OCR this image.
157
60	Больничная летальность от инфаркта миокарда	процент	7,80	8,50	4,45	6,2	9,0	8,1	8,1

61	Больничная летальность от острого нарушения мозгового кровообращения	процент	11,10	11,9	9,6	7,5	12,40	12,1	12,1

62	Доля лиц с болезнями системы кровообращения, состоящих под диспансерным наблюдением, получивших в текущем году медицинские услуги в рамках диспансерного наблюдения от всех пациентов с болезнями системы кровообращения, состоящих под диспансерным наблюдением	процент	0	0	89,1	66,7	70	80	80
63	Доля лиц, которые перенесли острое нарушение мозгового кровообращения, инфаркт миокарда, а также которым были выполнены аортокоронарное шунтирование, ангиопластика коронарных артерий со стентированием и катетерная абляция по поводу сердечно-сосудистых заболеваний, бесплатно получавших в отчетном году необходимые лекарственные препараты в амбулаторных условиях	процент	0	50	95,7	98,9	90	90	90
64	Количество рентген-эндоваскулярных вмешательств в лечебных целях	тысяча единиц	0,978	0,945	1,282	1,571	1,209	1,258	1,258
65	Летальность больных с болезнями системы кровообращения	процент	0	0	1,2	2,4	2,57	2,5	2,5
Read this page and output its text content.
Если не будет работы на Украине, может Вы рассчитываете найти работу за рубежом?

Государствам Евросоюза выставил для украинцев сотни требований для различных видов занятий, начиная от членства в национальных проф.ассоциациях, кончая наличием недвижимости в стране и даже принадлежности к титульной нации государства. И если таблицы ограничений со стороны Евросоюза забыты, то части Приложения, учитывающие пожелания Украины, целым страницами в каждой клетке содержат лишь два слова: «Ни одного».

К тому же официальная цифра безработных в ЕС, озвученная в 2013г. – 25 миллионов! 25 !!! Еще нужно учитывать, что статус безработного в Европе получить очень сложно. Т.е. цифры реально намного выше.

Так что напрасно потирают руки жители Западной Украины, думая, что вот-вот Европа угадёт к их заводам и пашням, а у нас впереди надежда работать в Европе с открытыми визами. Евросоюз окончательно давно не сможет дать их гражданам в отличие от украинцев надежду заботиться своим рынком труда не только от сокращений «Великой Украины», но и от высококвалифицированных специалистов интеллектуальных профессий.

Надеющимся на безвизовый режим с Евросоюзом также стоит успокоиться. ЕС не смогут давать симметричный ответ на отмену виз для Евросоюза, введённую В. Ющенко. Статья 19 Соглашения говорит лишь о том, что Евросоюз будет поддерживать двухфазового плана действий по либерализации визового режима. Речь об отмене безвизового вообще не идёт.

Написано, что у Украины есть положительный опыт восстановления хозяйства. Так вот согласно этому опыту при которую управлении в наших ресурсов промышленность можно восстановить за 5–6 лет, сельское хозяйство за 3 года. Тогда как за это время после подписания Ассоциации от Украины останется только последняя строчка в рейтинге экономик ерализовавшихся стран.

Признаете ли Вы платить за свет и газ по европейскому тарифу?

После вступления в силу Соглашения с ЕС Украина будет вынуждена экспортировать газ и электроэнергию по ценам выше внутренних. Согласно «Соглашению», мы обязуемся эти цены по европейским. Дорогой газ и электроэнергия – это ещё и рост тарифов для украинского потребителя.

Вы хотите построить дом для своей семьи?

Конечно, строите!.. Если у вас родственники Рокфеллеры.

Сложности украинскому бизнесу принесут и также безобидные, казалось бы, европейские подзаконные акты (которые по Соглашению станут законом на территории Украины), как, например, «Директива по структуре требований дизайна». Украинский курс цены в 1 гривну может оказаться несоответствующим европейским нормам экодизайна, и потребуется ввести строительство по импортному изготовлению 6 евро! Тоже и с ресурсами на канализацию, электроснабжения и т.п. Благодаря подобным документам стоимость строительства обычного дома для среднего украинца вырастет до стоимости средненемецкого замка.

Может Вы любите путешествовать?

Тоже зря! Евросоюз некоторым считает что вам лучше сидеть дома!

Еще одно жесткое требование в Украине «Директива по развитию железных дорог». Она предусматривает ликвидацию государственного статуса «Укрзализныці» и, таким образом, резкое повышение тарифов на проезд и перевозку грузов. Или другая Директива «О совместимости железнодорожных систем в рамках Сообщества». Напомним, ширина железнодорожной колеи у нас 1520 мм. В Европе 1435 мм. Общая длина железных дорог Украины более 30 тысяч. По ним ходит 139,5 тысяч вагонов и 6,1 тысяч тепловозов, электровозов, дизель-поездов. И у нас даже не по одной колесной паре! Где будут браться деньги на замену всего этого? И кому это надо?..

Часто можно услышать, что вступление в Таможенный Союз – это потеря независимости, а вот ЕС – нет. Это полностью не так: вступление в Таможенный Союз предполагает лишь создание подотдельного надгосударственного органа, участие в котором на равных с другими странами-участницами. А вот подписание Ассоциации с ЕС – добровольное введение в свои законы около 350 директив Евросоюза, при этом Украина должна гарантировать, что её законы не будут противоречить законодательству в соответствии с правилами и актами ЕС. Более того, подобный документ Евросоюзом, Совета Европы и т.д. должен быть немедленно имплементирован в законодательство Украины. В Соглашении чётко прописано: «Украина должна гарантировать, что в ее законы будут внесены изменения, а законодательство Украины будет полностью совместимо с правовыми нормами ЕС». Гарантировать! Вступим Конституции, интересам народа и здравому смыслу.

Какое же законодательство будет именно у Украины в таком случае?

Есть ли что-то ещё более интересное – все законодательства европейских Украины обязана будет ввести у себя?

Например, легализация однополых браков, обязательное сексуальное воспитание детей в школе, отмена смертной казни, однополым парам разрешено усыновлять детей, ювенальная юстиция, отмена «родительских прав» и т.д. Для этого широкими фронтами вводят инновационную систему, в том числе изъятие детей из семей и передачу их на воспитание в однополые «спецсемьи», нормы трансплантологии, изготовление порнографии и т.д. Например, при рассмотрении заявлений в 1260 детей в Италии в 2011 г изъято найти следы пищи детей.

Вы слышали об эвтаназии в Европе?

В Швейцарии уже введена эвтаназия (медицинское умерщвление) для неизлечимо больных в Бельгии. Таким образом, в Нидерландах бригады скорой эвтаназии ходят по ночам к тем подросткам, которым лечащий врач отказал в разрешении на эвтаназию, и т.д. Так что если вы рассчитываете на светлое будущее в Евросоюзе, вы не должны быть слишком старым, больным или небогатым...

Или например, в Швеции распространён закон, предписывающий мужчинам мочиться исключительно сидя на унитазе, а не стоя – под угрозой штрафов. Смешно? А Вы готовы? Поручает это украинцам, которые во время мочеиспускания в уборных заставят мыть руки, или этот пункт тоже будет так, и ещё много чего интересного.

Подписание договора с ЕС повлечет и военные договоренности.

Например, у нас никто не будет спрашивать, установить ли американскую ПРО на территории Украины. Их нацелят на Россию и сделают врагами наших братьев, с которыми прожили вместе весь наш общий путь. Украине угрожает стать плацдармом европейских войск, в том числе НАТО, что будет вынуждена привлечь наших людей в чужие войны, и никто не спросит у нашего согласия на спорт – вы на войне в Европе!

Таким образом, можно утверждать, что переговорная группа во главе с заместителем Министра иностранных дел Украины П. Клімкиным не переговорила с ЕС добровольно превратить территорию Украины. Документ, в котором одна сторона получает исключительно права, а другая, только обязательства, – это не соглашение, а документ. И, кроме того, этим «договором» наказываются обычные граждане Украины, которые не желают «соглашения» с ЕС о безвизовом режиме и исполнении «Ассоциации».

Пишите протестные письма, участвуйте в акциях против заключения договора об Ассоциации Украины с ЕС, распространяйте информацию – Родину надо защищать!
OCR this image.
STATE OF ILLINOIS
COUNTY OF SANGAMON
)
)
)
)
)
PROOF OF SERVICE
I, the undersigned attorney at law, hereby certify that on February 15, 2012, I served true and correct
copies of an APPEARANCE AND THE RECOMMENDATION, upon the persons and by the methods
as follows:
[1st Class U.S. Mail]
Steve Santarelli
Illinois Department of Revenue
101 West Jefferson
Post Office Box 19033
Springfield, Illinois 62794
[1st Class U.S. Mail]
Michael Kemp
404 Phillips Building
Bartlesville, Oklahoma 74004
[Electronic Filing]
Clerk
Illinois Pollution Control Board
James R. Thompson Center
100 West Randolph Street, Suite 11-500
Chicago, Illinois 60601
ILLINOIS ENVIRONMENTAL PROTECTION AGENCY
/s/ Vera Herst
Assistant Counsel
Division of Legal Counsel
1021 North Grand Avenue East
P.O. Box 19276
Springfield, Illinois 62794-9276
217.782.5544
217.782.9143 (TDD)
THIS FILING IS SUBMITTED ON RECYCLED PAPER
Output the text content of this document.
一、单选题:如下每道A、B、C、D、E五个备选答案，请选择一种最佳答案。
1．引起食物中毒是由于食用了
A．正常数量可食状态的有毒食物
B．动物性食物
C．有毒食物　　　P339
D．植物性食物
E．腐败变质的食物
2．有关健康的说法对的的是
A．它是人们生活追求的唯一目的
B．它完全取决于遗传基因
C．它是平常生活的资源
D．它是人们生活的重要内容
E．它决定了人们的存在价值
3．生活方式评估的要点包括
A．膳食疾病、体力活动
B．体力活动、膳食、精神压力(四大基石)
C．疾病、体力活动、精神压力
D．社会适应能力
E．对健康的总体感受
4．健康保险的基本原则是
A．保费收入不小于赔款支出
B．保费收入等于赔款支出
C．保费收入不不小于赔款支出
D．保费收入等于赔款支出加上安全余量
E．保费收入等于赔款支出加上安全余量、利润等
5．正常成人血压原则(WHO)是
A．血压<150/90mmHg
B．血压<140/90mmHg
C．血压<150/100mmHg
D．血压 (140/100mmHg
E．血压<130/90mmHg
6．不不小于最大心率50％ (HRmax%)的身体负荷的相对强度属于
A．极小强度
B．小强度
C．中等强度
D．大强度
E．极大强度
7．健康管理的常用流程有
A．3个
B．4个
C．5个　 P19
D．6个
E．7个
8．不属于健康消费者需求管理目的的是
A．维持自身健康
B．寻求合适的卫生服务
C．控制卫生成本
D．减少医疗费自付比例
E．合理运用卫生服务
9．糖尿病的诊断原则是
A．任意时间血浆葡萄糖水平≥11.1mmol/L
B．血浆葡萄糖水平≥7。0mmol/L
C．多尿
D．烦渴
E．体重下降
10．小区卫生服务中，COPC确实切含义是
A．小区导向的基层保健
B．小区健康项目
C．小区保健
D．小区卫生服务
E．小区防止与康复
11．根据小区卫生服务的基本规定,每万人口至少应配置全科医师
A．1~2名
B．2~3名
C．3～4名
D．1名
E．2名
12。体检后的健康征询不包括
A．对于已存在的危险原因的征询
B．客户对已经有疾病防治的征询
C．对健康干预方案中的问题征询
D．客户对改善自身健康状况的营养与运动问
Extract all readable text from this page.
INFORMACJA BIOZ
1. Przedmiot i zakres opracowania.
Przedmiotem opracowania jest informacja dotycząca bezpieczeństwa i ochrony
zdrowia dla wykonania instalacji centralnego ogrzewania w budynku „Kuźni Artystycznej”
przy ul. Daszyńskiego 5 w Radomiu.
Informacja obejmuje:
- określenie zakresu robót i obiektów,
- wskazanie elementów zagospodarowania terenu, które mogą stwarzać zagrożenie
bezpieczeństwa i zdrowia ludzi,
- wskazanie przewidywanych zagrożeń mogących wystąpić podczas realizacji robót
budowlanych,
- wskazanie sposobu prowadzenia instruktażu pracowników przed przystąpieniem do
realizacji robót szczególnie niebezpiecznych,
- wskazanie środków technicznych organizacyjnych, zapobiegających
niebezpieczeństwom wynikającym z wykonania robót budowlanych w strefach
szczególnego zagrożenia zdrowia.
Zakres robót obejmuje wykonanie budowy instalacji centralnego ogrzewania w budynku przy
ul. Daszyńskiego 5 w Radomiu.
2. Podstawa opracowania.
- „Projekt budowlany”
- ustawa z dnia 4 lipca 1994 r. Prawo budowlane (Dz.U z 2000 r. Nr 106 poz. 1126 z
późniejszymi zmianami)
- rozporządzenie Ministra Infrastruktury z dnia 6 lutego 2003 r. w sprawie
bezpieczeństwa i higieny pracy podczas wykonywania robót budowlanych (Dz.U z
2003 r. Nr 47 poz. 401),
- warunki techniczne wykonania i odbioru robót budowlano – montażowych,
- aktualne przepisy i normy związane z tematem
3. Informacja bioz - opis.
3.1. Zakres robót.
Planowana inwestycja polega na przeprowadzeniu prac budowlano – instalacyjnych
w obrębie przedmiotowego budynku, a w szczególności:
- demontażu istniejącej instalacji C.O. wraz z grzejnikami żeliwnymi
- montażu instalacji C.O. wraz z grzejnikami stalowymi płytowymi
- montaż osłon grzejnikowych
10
—————
_Stated goal:_
Count each line of the entries that holds the word "text", then state the total and nothing more.

_Worked solution:_
3